PASSAGE SHOWN —
· · · ·
Archival Description from a Distant View

Peter Horsman

Netherlands Archives School
International Council on Archives Committee on Information Technology, chair


This paper is about looking at archives and records [1] from a distant position; it is about abstraction by modelling, and about founding archival description on abstract models. Models, which can be used for more than designing archival description alone, but also for better understanding appraisal and other archival methods. It is about the application of archival standards, and eventually about seeking global archival concepts - concepts that archivists all over the world should share, rather than stressing national particularities.

Consequently, this paper might be somewhat abstract, the reader be warned.

I will try to bring together some of the current ideas around archival description, including those of contents, form, context, structure and meta data. I’ll speak about archival constructs as well. Most of these concepts one finds in the conference program, and likely other papers explain these issues better than I can do. I consider my task to stay at a global level, that’s where I feel most comfortable.

I will build my paper upon the generic data model of the archival fonds and its context on which the ICA Committee on Information Technology is working. I will not get into the details of the data model, but rather focus on the archival theoretical concepts underlying it. The model itself was intended to support ISAD compliant database design, and this links my paper to archival standards.

Archival Description

What, then, is archival description, or rather, what are the objects we describe - the sources of the knowledge this conference is about - and that archivists want to control intellectually and administratively. Let us have a look first at the real world of records.

What is it that archivists describe: single sheets of papers, such as letters, or single pages in a volume? Or rather volumes, bundles or folders as a whole? Or is it a series of volumes? Or an entire fonds. Or do we describe the context of the fonds and its records, such as the record creating organisation and its functions and competencies. Or do we even include the context of the records creator into the real world to be caught into our descriptions.

The Problem

In 1993 in an article in Archivaria David Bearman criticised the little progress archivists had made by that time in developing automated systems for archival description. "Indeed", he said, "the history of archival automation has not been a story of great successes." Archivists had not been able to adequately use the tools of information science. [2]

I am not too sure that since Bearman wrote this, really much progress has been made. Certainly, since 1993 much work has been undertaken to establish archival standards for description, such as at the international level ISAD(G) and ISAAR(CPF), or at national levels may be mentioned the Canadian Rules for Archival Description. Concerning computer applications, all over the world archivists are breathless trying to adopt new technologies for controlling records, inventing new techniques, such as Encoded Archival Description. But how innovative are these initiatives?  Do they really bring archival practice forward into the information age? Or is it just old wine in new barrels?

Let us put ourselves the question: [3] aren’t archivists trying to catch the tiger by the tail, in stead of riding the beast? It is, like in 1993, looking at documentary standards, borrowing techniques from librarians, rather than looking at recordkeeping systems and records creating processes. It is still the conceptual thinking of MARC, and still far from archival description for the new millennium.

The Kernel

Let me try to make these points clear, where its all about.
· · · ·
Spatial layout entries
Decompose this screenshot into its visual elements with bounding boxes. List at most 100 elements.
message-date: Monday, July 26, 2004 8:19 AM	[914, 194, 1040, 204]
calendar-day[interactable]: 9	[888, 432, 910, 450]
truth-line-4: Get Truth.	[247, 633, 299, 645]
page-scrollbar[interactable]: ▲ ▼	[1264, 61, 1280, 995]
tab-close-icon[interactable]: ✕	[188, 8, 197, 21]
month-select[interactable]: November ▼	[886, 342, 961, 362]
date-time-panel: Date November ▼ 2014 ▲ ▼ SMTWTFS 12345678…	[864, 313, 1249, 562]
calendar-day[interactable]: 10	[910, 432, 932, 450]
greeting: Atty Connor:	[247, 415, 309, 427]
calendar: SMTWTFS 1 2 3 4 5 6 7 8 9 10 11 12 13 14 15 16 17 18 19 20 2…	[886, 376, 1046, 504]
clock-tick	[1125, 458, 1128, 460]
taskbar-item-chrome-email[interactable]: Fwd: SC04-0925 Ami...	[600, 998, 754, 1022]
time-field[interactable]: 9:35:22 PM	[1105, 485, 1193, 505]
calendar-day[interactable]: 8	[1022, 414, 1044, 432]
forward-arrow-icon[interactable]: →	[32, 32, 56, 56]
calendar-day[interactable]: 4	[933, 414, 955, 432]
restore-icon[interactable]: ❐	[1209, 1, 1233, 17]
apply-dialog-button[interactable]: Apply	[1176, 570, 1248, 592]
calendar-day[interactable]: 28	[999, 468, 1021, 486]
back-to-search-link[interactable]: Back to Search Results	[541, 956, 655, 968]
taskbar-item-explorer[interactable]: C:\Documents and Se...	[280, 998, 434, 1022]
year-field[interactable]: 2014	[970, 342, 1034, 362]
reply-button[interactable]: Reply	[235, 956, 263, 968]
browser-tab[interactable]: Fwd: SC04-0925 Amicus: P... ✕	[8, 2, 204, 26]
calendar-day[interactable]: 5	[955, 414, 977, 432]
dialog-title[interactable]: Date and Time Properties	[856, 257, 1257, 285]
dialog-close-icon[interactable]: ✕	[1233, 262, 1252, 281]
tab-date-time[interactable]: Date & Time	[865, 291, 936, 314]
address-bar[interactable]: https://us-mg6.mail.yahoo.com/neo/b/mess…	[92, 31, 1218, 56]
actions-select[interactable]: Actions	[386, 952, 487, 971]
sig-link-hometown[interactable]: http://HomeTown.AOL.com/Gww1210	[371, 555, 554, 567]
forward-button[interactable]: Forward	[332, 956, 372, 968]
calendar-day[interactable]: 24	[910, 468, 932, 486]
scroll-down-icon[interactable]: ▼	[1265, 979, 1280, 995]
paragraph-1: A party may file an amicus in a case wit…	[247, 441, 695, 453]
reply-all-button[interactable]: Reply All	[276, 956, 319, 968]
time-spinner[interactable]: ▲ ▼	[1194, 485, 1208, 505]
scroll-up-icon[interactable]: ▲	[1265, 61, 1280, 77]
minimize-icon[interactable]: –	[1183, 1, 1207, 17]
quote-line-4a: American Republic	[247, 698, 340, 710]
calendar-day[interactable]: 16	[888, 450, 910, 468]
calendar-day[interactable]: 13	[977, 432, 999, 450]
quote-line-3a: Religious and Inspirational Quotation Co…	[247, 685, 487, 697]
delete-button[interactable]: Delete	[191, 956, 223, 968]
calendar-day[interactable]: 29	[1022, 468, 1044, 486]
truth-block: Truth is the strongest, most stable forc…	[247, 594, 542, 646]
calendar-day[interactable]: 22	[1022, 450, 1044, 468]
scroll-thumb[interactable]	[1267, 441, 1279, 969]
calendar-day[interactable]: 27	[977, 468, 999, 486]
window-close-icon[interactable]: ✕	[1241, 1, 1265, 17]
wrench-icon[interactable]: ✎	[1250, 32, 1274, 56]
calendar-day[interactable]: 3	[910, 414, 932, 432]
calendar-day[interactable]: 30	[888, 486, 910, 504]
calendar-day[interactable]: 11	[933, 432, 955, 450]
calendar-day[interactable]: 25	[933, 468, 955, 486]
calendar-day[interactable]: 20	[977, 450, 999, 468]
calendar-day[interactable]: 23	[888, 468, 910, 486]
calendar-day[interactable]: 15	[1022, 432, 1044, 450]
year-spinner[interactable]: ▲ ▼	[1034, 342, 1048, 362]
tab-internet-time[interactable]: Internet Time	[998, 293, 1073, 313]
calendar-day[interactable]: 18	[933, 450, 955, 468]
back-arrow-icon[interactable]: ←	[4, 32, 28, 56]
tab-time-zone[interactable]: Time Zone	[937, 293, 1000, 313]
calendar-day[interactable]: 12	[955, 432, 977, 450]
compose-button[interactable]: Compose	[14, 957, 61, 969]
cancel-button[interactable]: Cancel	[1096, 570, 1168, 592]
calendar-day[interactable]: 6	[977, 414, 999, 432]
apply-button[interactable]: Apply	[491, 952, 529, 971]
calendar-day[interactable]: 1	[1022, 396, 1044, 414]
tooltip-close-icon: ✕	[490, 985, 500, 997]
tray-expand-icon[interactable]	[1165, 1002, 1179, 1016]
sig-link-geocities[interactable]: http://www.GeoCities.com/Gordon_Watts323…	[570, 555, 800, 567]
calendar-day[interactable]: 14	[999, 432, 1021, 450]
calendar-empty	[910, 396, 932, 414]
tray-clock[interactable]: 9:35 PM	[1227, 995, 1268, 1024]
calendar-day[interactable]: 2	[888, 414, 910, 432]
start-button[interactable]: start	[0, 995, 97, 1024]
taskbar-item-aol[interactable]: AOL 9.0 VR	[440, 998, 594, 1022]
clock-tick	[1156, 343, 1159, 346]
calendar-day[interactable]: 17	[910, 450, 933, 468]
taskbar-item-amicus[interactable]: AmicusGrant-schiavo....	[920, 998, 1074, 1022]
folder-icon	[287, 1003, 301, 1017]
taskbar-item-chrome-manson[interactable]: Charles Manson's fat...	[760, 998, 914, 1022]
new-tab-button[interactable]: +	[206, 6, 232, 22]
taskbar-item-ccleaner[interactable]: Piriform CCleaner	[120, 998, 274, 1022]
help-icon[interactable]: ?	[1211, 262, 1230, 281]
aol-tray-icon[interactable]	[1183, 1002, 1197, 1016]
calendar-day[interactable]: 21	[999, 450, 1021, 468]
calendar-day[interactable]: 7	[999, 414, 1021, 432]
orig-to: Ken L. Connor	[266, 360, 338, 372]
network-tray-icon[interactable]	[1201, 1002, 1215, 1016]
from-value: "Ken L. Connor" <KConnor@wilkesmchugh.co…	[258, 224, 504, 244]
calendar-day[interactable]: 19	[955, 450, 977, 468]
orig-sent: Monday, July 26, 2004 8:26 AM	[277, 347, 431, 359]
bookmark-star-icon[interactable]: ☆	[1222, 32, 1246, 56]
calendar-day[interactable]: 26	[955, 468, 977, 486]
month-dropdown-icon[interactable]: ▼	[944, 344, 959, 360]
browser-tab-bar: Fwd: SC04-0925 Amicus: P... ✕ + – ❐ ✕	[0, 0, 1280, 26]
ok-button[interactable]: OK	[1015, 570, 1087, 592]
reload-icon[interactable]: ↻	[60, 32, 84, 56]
· · · ·
TO BE DONE —
List each idea that the paper on archival description names as one of the current ideas around archival description that the author will try to bring together.

RESPONSE —
contents, form, context, structure, meta data